## [WHAT IS BEING ASKED]
Copy out all lines that hold "this".

Figure contents as structured data:

--- Start ---

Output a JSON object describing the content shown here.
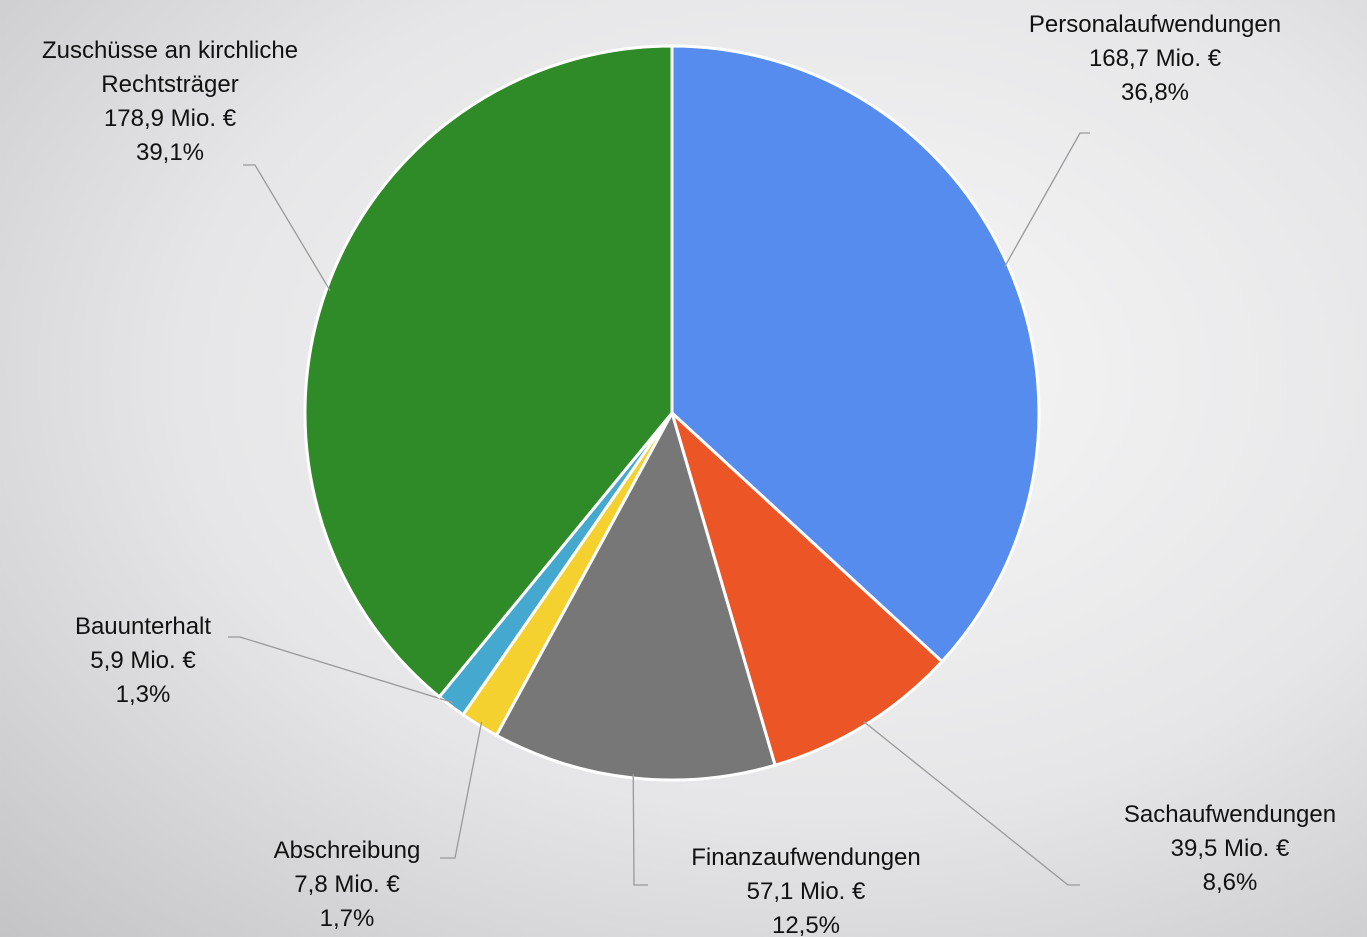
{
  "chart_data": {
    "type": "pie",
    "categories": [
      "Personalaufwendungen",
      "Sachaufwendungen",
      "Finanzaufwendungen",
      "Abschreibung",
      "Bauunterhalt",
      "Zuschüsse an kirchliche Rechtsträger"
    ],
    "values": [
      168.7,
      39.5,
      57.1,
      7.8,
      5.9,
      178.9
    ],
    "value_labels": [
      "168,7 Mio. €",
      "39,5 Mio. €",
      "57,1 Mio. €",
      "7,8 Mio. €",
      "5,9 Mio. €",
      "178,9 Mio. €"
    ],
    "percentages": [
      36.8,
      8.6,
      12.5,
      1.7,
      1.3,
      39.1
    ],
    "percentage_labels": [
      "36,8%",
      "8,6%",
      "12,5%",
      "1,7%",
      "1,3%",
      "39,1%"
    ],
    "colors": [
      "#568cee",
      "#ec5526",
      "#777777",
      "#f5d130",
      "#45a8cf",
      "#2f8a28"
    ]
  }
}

--- End ---
--- Start ---

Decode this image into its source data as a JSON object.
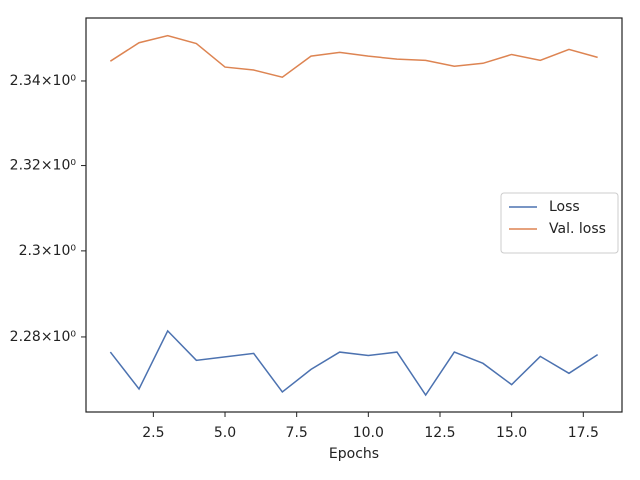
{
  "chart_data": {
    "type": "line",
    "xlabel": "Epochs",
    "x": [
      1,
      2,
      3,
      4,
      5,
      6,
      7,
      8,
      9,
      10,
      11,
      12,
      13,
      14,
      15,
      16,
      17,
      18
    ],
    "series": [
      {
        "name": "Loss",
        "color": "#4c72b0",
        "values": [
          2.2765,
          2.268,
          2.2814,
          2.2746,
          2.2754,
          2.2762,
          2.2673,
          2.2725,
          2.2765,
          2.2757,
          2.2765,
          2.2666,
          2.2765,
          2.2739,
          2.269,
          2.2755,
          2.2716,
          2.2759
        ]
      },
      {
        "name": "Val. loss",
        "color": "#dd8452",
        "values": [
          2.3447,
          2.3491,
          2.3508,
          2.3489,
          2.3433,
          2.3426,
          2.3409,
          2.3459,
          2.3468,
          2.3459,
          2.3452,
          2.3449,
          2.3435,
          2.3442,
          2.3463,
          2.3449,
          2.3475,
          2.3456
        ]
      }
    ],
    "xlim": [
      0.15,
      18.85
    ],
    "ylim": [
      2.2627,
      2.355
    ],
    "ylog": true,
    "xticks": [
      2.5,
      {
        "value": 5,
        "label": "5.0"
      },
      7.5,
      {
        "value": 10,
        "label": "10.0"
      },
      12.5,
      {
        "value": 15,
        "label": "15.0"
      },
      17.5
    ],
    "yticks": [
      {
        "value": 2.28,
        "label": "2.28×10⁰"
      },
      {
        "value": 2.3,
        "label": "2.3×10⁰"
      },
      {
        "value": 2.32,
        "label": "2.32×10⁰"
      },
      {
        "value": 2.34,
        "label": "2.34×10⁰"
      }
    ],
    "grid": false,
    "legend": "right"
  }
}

--- End ---
--- Start ---

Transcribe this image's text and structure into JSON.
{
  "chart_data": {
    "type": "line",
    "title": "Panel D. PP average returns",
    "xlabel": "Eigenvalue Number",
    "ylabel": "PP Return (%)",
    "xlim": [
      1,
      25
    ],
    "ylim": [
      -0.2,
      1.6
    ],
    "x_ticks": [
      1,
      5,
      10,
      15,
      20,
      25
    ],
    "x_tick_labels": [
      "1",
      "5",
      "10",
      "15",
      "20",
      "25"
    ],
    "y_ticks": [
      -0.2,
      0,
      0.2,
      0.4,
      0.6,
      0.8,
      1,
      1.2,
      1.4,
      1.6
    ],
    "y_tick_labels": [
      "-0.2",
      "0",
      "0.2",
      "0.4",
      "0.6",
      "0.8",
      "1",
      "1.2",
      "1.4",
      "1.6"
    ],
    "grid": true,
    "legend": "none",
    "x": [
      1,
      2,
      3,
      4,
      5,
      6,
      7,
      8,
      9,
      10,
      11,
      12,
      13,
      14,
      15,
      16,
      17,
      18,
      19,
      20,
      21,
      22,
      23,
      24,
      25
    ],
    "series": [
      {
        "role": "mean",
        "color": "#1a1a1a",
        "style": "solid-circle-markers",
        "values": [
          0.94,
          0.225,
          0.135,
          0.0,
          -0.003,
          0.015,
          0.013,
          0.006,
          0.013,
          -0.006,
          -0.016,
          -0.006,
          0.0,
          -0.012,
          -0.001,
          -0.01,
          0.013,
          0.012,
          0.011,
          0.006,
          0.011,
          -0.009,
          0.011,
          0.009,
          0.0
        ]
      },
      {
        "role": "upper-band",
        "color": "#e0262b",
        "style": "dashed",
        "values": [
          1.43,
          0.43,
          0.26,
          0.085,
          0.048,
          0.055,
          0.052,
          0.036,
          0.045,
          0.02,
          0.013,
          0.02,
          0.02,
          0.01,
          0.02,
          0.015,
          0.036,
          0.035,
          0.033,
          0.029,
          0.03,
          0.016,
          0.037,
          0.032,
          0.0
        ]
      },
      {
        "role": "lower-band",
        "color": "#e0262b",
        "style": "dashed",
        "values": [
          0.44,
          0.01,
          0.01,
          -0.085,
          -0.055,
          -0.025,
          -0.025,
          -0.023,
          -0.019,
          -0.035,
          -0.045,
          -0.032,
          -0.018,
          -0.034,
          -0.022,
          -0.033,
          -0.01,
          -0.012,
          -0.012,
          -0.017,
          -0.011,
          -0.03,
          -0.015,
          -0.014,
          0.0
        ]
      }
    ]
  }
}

--- End ---

## [TASK SOLUTION]
Decode this image into its source data as a JSON object.
Transcribe this image's text and structure into JSON.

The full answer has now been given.